## DATA IN THIS EXERCISE
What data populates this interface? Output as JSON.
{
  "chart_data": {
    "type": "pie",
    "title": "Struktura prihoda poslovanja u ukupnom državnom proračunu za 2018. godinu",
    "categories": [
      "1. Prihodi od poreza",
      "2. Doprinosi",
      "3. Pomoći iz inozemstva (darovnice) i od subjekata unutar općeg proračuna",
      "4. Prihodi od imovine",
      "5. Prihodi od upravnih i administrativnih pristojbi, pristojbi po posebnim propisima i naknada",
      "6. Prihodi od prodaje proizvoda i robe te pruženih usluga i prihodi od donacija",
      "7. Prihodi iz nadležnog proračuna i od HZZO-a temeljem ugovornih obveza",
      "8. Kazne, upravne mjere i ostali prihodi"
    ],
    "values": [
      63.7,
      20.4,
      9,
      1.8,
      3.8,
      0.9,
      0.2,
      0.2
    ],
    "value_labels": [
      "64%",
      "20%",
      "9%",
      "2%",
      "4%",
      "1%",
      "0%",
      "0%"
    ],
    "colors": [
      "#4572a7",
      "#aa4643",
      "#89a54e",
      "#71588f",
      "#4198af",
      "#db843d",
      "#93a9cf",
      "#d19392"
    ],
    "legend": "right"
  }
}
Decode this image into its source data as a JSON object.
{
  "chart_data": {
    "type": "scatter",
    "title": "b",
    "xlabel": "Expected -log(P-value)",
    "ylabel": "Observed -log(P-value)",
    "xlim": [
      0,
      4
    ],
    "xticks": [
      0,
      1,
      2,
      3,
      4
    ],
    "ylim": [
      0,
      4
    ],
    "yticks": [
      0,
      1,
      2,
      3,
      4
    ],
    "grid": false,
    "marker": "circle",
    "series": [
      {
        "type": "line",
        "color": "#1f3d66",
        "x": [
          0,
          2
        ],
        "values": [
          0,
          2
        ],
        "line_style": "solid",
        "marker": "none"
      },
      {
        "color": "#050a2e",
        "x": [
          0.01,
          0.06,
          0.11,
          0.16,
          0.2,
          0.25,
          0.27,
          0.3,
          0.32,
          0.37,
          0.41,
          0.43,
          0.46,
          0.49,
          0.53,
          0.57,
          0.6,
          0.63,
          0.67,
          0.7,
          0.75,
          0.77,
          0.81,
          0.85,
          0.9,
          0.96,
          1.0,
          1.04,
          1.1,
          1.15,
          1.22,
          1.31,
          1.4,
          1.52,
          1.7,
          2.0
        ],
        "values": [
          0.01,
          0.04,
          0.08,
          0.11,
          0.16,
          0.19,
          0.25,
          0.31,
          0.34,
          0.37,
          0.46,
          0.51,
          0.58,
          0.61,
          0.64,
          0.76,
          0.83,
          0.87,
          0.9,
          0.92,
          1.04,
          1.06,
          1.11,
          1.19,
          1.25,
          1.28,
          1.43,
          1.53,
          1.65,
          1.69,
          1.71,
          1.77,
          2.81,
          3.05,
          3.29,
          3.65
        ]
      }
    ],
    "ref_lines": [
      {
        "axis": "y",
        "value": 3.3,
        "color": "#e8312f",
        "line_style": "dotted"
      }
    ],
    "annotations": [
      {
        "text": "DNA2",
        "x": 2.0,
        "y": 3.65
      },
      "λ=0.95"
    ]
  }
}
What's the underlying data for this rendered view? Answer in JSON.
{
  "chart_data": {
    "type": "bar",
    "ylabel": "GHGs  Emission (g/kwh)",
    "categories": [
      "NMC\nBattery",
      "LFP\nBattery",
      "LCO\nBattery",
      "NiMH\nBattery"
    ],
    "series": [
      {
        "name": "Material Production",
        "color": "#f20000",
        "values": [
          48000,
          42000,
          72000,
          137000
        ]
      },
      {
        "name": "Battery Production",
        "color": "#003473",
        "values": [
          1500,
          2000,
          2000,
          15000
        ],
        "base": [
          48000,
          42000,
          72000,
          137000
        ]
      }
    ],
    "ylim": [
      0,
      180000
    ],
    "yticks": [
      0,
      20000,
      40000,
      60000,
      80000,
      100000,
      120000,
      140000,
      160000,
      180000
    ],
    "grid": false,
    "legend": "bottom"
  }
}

## PROMPT
Quote all of the entries verbatim.

## TASK ANSWER
What data populates this interface? Output as JSON.
{
  "chart_data": {
    "type": "pie",
    "title": "Struktura prihoda poslovanja u ukupnom državnom proračunu za 2018. godinu",
    "categories": [
      "1. Prihodi od poreza",
      "2. Doprinosi",
      "3. Pomoći iz inozemstva (darovnice) i od subjekata unutar općeg proračuna",
      "4. Prihodi od imovine",
      "5. Prihodi od upravnih i administrativnih pristojbi, pristojbi po posebnim propisima i naknada",
      "6. Prihodi od prodaje proizvoda i robe te pruženih usluga i prihodi od donacija",
      "7. Prihodi iz nadležnog proračuna i od HZZO-a temeljem ugovornih obveza",
      "8. Kazne, upravne mjere i ostali prihodi"
    ],
    "values": [
      63.7,
      20.4,
      9,
      1.8,
      3.8,
      0.9,
      0.2,
      0.2
    ],
    "value_labels": [
      "64%",
      "20%",
      "9%",
      "2%",
      "4%",
      "1%",
      "0%",
      "0%"
    ],
    "colors": [
      "#4572a7",
      "#aa4643",
      "#89a54e",
      "#71588f",
      "#4198af",
      "#db843d",
      "#93a9cf",
      "#d19392"
    ],
    "legend": "right"
  }
}
Decode this image into its source data as a JSON object.
{
  "chart_data": {
    "type": "scatter",
    "title": "b",
    "xlabel": "Expected -log(P-value)",
    "ylabel": "Observed -log(P-value)",
    "xlim": [
      0,
      4
    ],
    "xticks": [
      0,
      1,
      2,
      3,
      4
    ],
    "ylim": [
      0,
      4
    ],
    "yticks": [
      0,
      1,
      2,
      3,
      4
    ],
    "grid": false,
    "marker": "circle",
    "series": [
      {
        "type": "line",
        "color": "#1f3d66",
        "x": [
          0,
          2
        ],
        "values": [
          0,
          2
        ],
        "line_style": "solid",
        "marker": "none"
      },
      {
        "color": "#050a2e",
        "x": [
          0.01,
          0.06,
          0.11,
          0.16,
          0.2,
          0.25,
          0.27,
          0.3,
          0.32,
          0.37,
          0.41,
          0.43,
          0.46,
          0.49,
          0.53,
          0.57,
          0.6,
          0.63,
          0.67,
          0.7,
          0.75,
          0.77,
          0.81,
          0.85,
          0.9,
          0.96,
          1.0,
          1.04,
          1.1,
          1.15,
          1.22,
          1.31,
          1.4,
          1.52,
          1.7,
          2.0
        ],
        "values": [
          0.01,
          0.04,
          0.08,
          0.11,
          0.16,
          0.19,
          0.25,
          0.31,
          0.34,
          0.37,
          0.46,
          0.51,
          0.58,
          0.61,
          0.64,
          0.76,
          0.83,
          0.87,
          0.9,
          0.92,
          1.04,
          1.06,
          1.11,
          1.19,
          1.25,
          1.28,
          1.43,
          1.53,
          1.65,
          1.69,
          1.71,
          1.77,
          2.81,
          3.05,
          3.29,
          3.65
        ]
      }
    ],
    "ref_lines": [
      {
        "axis": "y",
        "value": 3.3,
        "color": "#e8312f",
        "line_style": "dotted"
      }
    ],
    "annotations": [
      {
        "text": "DNA2",
        "x": 2.0,
        "y": 3.65
      },
      "λ=0.95"
    ]
  }
}
What's the underlying data for this rendered view? Answer in JSON.
{
  "chart_data": {
    "type": "bar",
    "ylabel": "GHGs  Emission (g/kwh)",
    "categories": [
      "NMC\nBattery",
      "LFP\nBattery",
      "LCO\nBattery",
      "NiMH\nBattery"
    ],
    "series": [
      {
        "name": "Material Production",
        "color": "#f20000",
        "values": [
          48000,
          42000,
          72000,
          137000
        ]
      },
      {
        "name": "Battery Production",
        "color": "#003473",
        "values": [
          1500,
          2000,
          2000,
          15000
        ],
        "base": [
          48000,
          42000,
          72000,
          137000
        ]
      }
    ],
    "ylim": [
      0,
      180000
    ],
    "yticks": [
      0,
      20000,
      40000,
      60000,
      80000,
      100000,
      120000,
      140000,
      160000,
      180000
    ],
    "grid": false,
    "legend": "bottom"
  }
}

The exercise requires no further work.